## EXERCISE PROMPT
Find the word "JSON" in the listing; pull out each line holding it.

(Data entries for graphics)
↓↓↓
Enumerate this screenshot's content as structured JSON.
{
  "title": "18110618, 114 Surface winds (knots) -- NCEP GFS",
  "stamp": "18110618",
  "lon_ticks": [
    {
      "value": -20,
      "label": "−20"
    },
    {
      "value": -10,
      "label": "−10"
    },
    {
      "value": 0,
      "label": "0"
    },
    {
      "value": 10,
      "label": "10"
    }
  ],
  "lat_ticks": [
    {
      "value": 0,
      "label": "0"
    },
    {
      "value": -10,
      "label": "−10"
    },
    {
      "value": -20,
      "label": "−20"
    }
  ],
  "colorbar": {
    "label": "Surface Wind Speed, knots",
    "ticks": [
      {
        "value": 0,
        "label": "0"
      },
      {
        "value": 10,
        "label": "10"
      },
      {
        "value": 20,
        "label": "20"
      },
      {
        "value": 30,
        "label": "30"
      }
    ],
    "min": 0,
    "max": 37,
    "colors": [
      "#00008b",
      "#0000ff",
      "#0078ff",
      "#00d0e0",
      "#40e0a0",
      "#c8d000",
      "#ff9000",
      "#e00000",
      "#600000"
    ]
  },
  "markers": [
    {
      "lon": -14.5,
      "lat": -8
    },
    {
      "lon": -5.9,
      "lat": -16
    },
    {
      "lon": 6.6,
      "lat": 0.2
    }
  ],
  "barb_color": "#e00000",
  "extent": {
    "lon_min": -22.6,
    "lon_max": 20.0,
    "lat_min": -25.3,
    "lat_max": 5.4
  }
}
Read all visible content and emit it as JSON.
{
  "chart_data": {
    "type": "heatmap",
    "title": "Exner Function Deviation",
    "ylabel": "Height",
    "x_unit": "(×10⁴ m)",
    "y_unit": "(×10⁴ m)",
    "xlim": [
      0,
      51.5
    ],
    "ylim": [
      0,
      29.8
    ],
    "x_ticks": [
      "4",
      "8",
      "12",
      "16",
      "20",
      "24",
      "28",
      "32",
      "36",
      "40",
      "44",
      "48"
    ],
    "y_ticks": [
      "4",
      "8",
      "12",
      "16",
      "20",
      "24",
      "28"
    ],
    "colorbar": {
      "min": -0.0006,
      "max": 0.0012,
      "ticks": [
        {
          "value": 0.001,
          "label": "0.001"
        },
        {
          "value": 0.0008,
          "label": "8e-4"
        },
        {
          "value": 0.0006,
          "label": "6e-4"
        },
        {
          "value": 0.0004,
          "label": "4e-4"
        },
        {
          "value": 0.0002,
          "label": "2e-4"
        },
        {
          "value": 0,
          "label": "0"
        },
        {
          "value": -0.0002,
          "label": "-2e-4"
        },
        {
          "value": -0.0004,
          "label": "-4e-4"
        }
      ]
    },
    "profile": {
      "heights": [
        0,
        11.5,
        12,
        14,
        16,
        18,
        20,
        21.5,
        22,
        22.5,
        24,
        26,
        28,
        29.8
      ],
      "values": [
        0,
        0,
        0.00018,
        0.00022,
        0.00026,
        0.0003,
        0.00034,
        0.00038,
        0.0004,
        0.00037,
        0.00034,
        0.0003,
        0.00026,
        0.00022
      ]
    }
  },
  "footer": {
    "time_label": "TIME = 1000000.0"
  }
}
↑↑↑
## SOLVED PROBLEM
Enumerate this screenshot's content as structured JSON.
Read all visible content and emit it as JSON.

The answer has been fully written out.